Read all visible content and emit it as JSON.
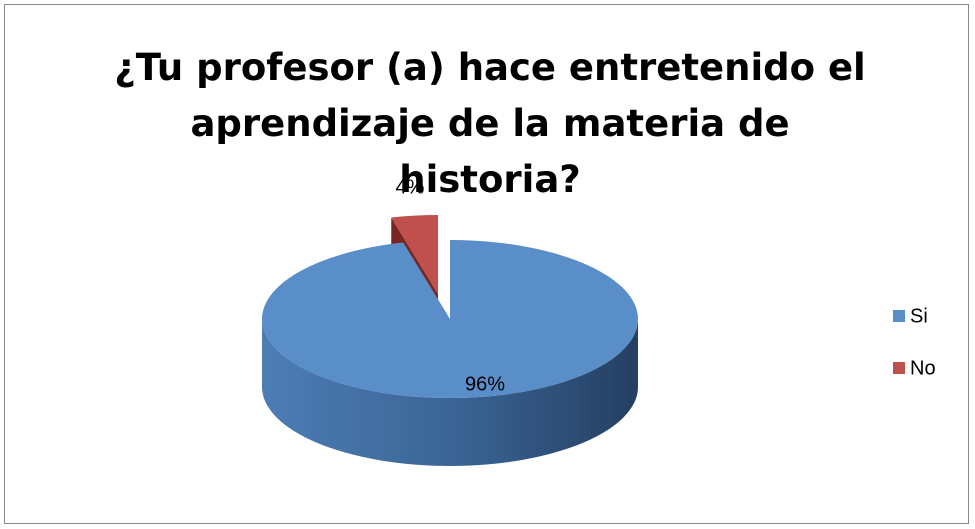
{
  "chart_data": {
    "type": "pie3d",
    "title": "¿Tu profesor (a) hace entretenido el aprendizaje de la materia de historia?",
    "categories": [
      "Si",
      "No"
    ],
    "values": [
      96,
      4
    ],
    "value_labels": [
      "96%",
      "4%"
    ],
    "colors": [
      "#5a8ec8",
      "#c0504d"
    ],
    "legend": "right"
  }
}
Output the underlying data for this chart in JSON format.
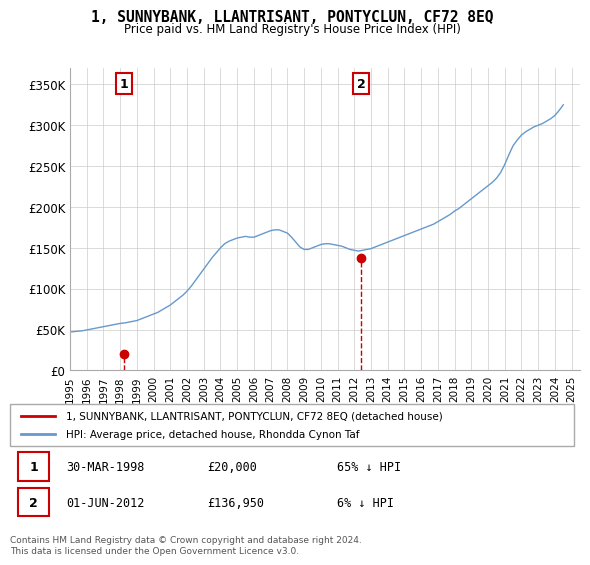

- - -

(Exercise details): Excluding the pictures, reproduce every entry exactly as given.

(Answer to the problem):
Read all visible content and emit it as JSON.
{
  "chart_data": {
    "type": "pie3d",
    "title": "¿Tu profesor (a) hace entretenido el aprendizaje de la materia de historia?",
    "categories": [
      "Si",
      "No"
    ],
    "values": [
      96,
      4
    ],
    "value_labels": [
      "96%",
      "4%"
    ],
    "colors": [
      "#5a8ec8",
      "#c0504d"
    ],
    "legend": "right"
  }
}
Output the underlying data for this chart in JSON format.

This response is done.